▶ _INSTRUCTIONS TO FOLLOW_: Can you copy out the data exactly? Leave the images out.

Collection entries:
=====

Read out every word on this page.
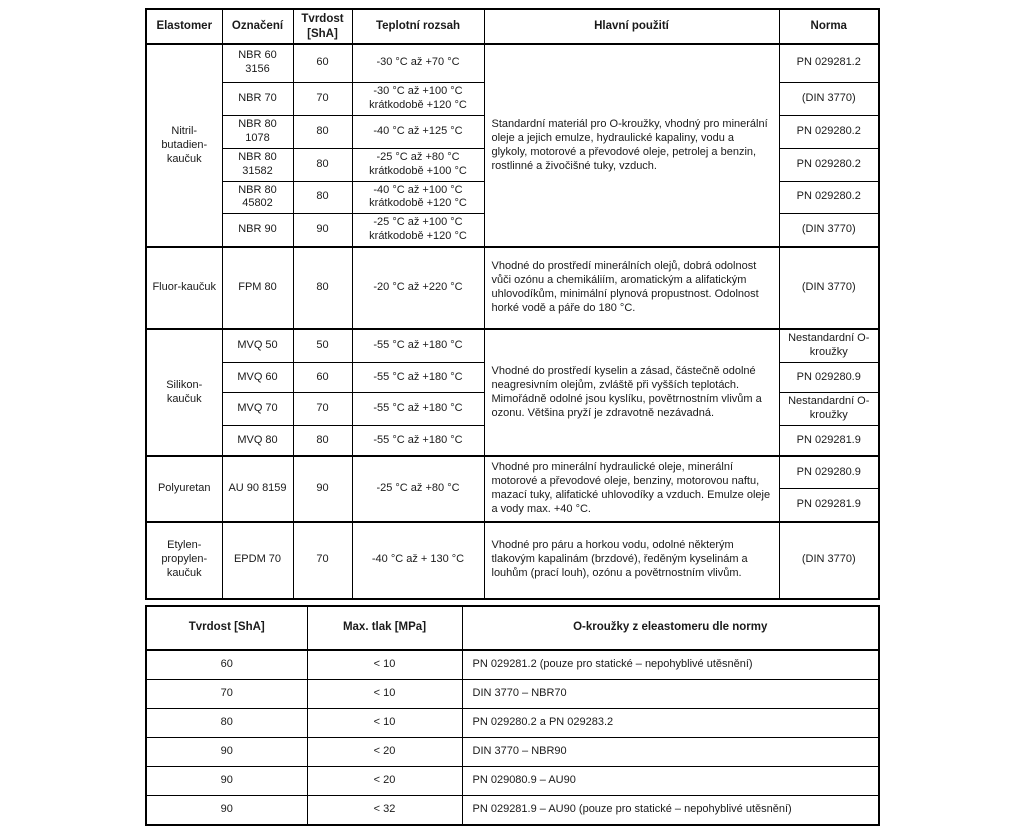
Elastomer	Označení	Tvrdost [ShA]	Teplotní rozsah	Hlavní použití	Norma
Nitril-butadien-kaučuk	NBR 60 3156	60	-30 °C až +70 °C	Standardní materiál pro O-kroužky, vhodný pro minerální oleje a jejich emulze, hydraulické kapaliny, vodu a glykoly, motorové a převodové oleje, petrolej a benzin, rostlinné a živočišné tuky, vzduch.	PN 029281.2
	NBR 70	70	-30 °C až +100 °C krátkodobě +120 °C		(DIN 3770)
	NBR 80 1078	80	-40 °C až +125 °C		PN 029280.2
	NBR 80 31582	80	-25 °C až +80 °C krátkodobě +100 °C		PN 029280.2
	NBR 80 45802	80	-40 °C až +100 °C krátkodobě +120 °C		PN 029280.2
	NBR 90	90	-25 °C až +100 °C krátkodobě +120 °C		(DIN 3770)
Fluor-kaučuk	FPM 80	80	-20 °C až +220 °C	Vhodné do prostředí minerálních olejů, dobrá odolnost vůči ozónu a chemikáliím, aromatickým a alifatickým uhlovodíkům, minimální plynová propustnost. Odolnost horké vodě a páře do 180 °C.	(DIN 3770)
Silikon-kaučuk	MVQ 50	50	-55 °C až +180 °C	Vhodné do prostředí kyselin a zásad, částečně odolné neagresivním olejům, zvláště při vyšších teplotách. Mimořádně odolné jsou kyslíku, povětrnostním vlivům a ozonu. Většina pryží je zdravotně nezávadná.	Nestandardní O-kroužky
	MVQ 60	60	-55 °C až +180 °C		PN 029280.9
	MVQ 70	70	-55 °C až +180 °C		Nestandardní O-kroužky
	MVQ 80	80	-55 °C až +180 °C		PN 029281.9
Polyuretan	AU 90 8159	90	-25 °C až +80 °C	Vhodné pro minerální hydraulické oleje, minerální motorové a převodové oleje, benziny, motorovou naftu, mazací tuky, alifatické uhlovodíky a vzduch. Emulze oleje a vody max. +40 °C.	PN 029280.9
					PN 029281.9
Etylen-propylen-kaučuk	EPDM 70	70	-40 °C až + 130 °C	Vhodné pro páru a horkou vodu, odolné některým tlakovým kapalinám (brzdové), ředěným kyselinám a louhům (prací louh), ozónu a povětrnostním vlivům.	(DIN 3770)
Tvrdost [ShA]	Max. tlak [MPa]	O-kroužky z eleastomeru dle normy
60	< 10	PN 029281.2 (pouze pro statické – nepohyblivé utěsnění)
70	< 10	DIN 3770 – NBR70
80	< 10	PN 029280.2 a PN 029283.2
90	< 20	DIN 3770 – NBR90
90	< 20	PN 029080.9 – AU90
90	< 32	PN 029281.9 – AU90 (pouze pro statické – nepohyblivé utěsnění)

=====

▶ _ANSWER FOR THE TASK_:
Read out every word on this page.
Elastomer	Označení	Tvrdost [ShA]	Teplotní rozsah	Hlavní použití	Norma
Nitril-butadien-kaučuk	NBR 60 3156	60	-30 °C až +70 °C	Standardní materiál pro O-kroužky, vhodný pro minerální oleje a jejich emulze, hydraulické kapaliny, vodu a glykoly, motorové a převodové oleje, petrolej a benzin, rostlinné a živočišné tuky, vzduch.	PN 029281.2
	NBR 70	70	-30 °C až +100 °C krátkodobě +120 °C		(DIN 3770)
	NBR 80 1078	80	-40 °C až +125 °C		PN 029280.2
	NBR 80 31582	80	-25 °C až +80 °C krátkodobě +100 °C		PN 029280.2
	NBR 80 45802	80	-40 °C až +100 °C krátkodobě +120 °C		PN 029280.2
	NBR 90	90	-25 °C až +100 °C krátkodobě +120 °C		(DIN 3770)
Fluor-kaučuk	FPM 80	80	-20 °C až +220 °C	Vhodné do prostředí minerálních olejů, dobrá odolnost vůči ozónu a chemikáliím, aromatickým a alifatickým uhlovodíkům, minimální plynová propustnost. Odolnost horké vodě a páře do 180 °C.	(DIN 3770)
Silikon-kaučuk	MVQ 50	50	-55 °C až +180 °C	Vhodné do prostředí kyselin a zásad, částečně odolné neagresivním olejům, zvláště při vyšších teplotách. Mimořádně odolné jsou kyslíku, povětrnostním vlivům a ozonu. Většina pryží je zdravotně nezávadná.	Nestandardní O-kroužky
	MVQ 60	60	-55 °C až +180 °C		PN 029280.9
	MVQ 70	70	-55 °C až +180 °C		Nestandardní O-kroužky
	MVQ 80	80	-55 °C až +180 °C		PN 029281.9
Polyuretan	AU 90 8159	90	-25 °C až +80 °C	Vhodné pro minerální hydraulické oleje, minerální motorové a převodové oleje, benziny, motorovou naftu, mazací tuky, alifatické uhlovodíky a vzduch. Emulze oleje a vody max. +40 °C.	PN 029280.9
					PN 029281.9
Etylen-propylen-kaučuk	EPDM 70	70	-40 °C až + 130 °C	Vhodné pro páru a horkou vodu, odolné některým tlakovým kapalinám (brzdové), ředěným kyselinám a louhům (prací louh), ozónu a povětrnostním vlivům.	(DIN 3770)
Tvrdost [ShA]	Max. tlak [MPa]	O-kroužky z eleastomeru dle normy
60	< 10	PN 029281.2 (pouze pro statické – nepohyblivé utěsnění)
70	< 10	DIN 3770 – NBR70
80	< 10	PN 029280.2 a PN 029283.2
90	< 20	DIN 3770 – NBR90
90	< 20	PN 029080.9 – AU90
90	< 32	PN 029281.9 – AU90 (pouze pro statické – nepohyblivé utěsnění)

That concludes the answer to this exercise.